*Exercise task*: Look through the lines below and extract any with the word "plus".

*Material for this task*:
— BEGIN —
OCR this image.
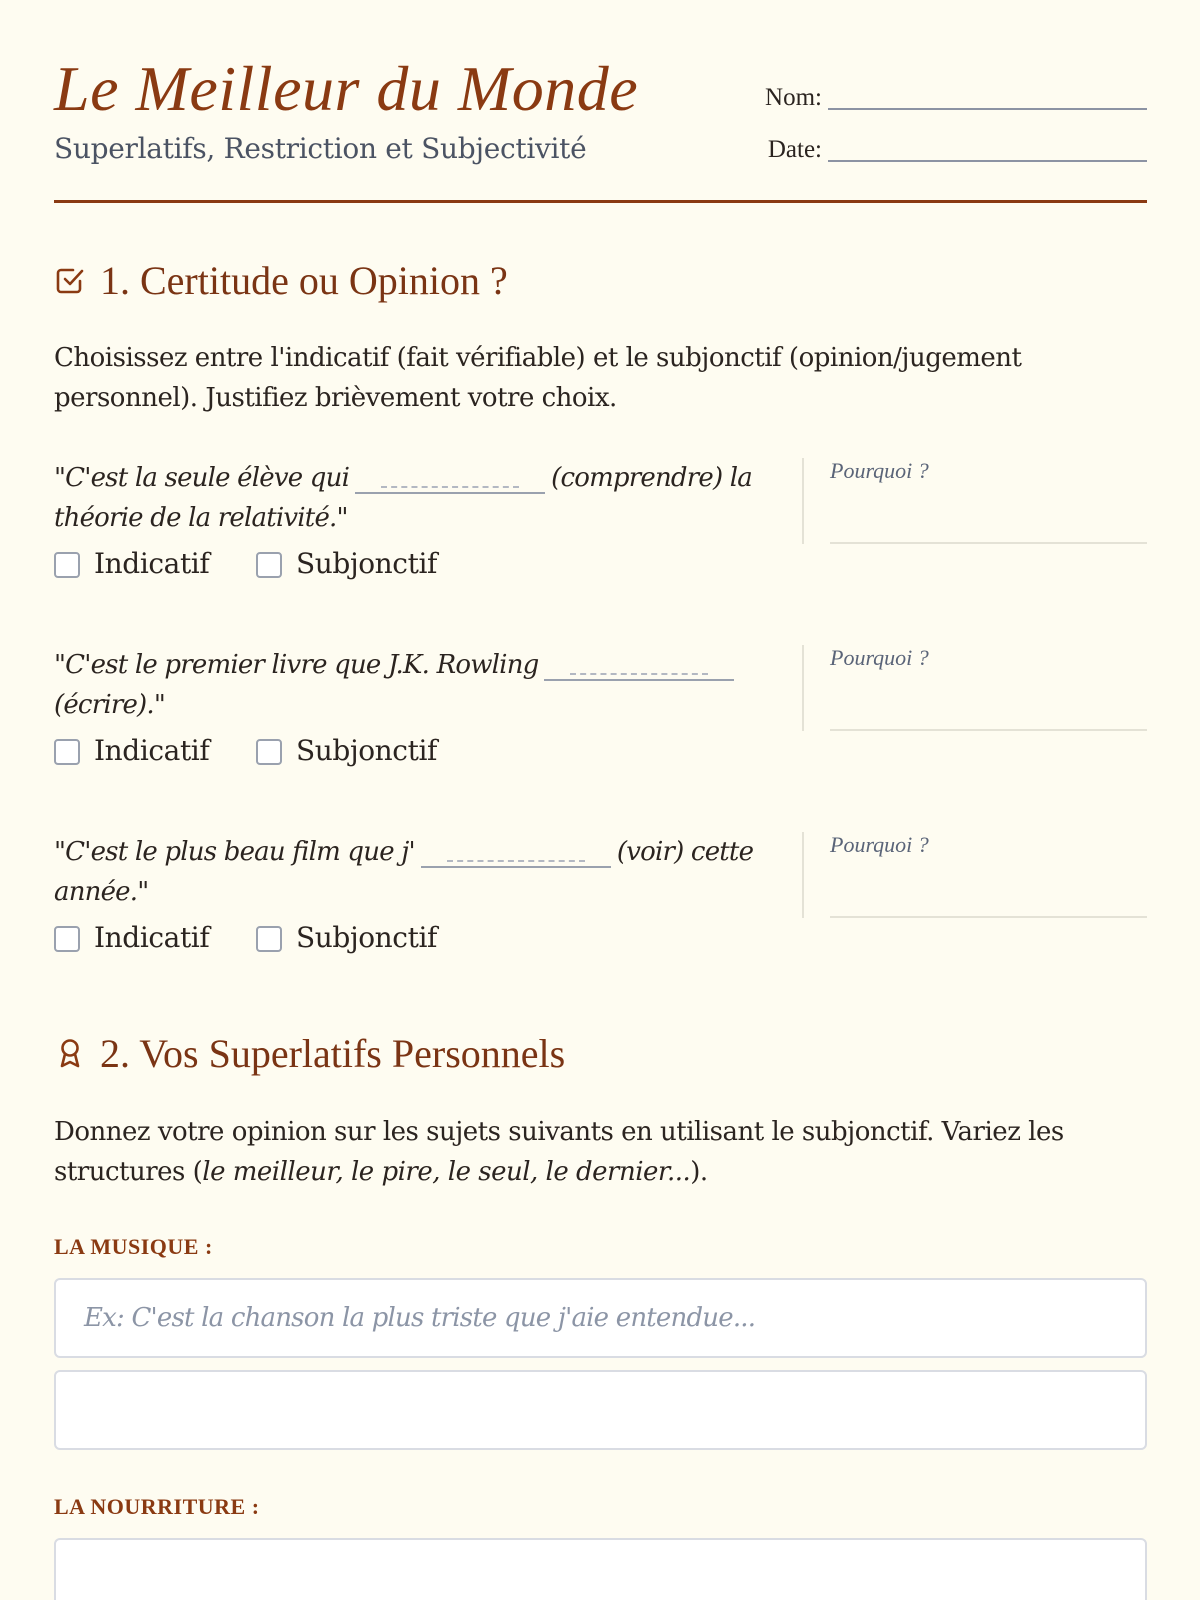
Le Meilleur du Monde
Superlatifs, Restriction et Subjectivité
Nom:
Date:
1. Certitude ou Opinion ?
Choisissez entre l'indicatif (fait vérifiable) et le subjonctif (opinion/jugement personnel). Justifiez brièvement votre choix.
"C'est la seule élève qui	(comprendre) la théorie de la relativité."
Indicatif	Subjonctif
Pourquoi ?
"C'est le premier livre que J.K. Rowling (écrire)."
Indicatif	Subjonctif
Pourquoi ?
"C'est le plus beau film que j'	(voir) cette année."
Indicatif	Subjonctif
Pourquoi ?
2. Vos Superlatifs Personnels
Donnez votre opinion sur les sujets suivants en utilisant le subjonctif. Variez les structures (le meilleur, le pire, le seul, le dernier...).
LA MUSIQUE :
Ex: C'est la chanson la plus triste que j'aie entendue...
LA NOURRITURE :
— END —
— BEGIN —
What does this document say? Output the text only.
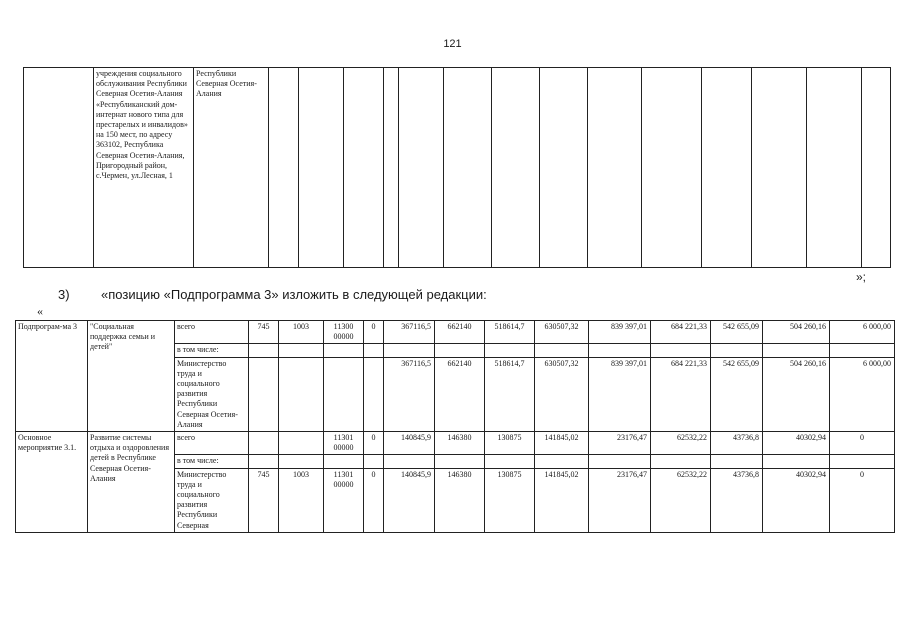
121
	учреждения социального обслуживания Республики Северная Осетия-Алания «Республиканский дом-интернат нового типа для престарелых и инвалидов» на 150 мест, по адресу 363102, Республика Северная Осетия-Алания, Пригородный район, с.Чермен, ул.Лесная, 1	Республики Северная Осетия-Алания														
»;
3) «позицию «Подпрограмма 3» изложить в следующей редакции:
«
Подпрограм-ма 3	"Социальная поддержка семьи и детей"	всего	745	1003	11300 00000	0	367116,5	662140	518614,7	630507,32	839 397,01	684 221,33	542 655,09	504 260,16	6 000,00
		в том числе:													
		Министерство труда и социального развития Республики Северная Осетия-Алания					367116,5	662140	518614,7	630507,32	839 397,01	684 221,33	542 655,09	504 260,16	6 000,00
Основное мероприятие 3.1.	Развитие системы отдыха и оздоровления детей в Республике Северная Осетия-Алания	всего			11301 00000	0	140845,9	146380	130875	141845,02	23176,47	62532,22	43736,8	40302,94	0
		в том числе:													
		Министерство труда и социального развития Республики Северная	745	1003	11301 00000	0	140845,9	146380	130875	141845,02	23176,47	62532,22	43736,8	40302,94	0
— END —
— BEGIN —
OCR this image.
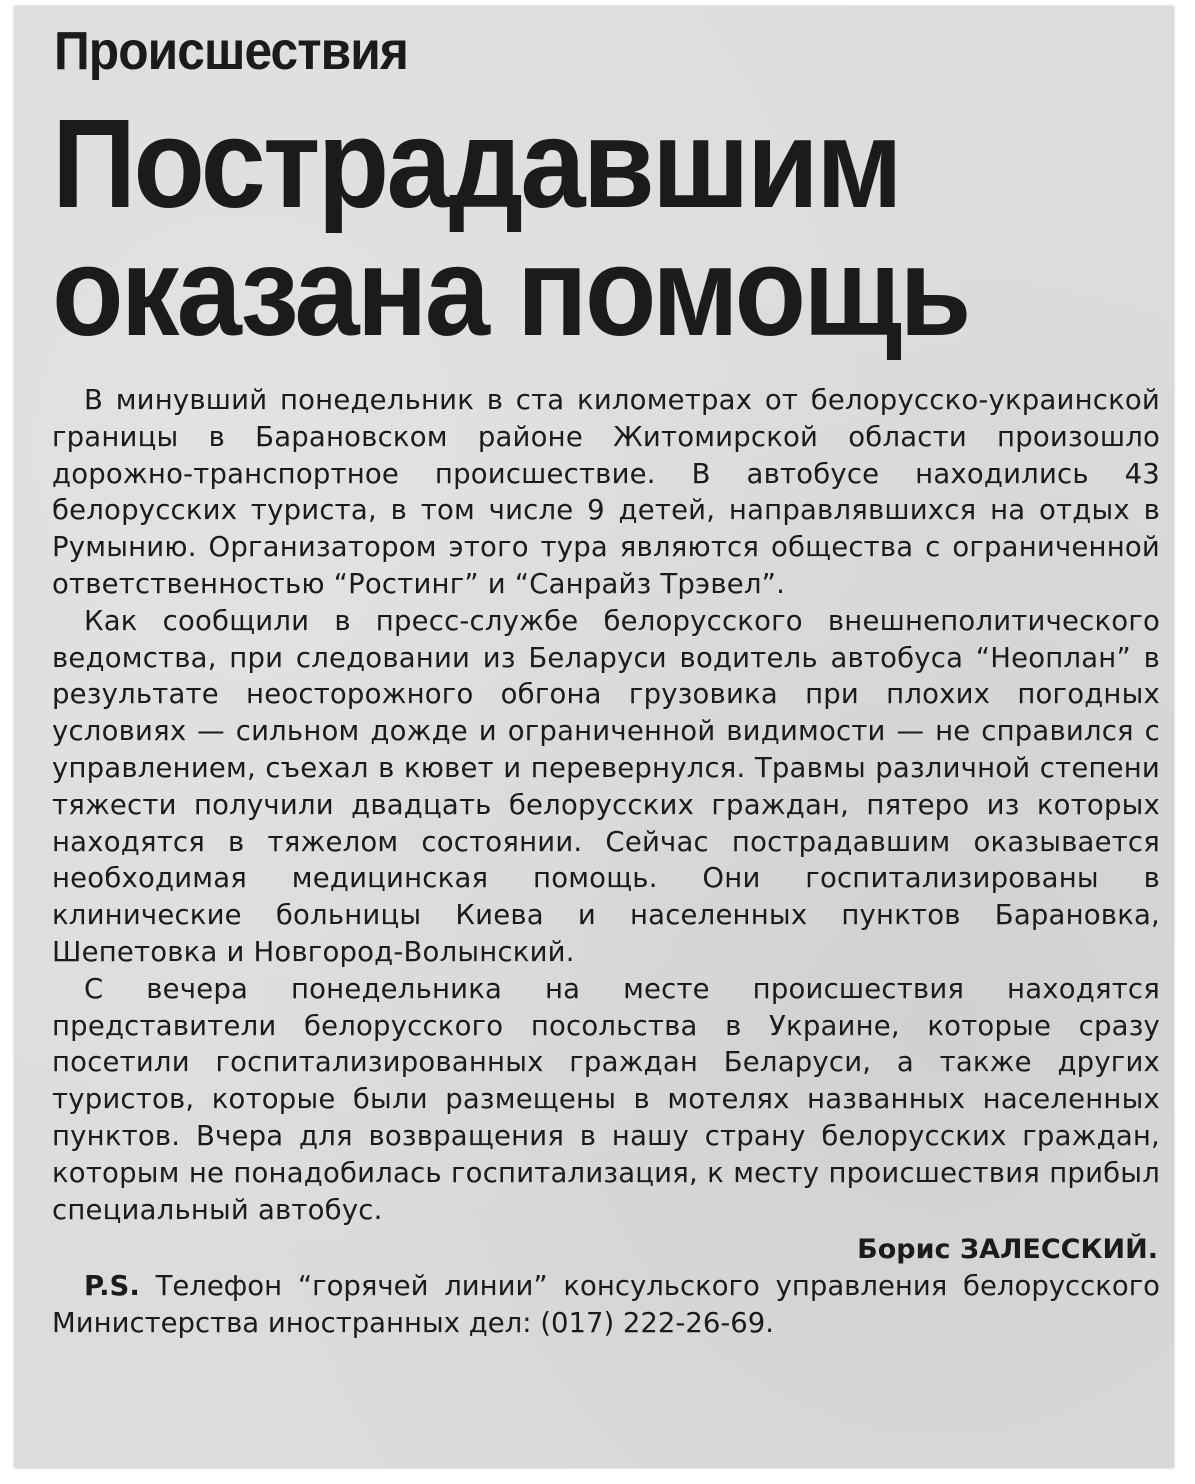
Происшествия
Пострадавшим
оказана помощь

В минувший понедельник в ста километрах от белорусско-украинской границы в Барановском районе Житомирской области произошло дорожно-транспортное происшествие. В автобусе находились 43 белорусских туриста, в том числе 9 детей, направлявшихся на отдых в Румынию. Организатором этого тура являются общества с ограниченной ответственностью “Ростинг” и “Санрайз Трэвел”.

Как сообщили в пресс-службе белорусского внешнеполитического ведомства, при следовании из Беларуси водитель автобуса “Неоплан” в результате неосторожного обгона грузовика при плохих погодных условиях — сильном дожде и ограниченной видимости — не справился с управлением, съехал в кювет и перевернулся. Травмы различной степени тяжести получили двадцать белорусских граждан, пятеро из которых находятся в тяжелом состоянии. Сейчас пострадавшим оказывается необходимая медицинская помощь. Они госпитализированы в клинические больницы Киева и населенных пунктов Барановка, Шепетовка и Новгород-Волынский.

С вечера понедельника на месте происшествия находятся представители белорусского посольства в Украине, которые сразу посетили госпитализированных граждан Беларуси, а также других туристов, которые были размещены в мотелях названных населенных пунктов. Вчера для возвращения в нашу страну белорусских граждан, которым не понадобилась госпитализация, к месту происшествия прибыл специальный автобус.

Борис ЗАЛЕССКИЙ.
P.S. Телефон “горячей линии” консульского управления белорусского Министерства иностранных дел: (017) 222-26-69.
— END —
*Complete output*:
"C'est le plus beau film que j'	(voir) cette année."
Ex: C'est la chanson la plus triste que j'aie entendue...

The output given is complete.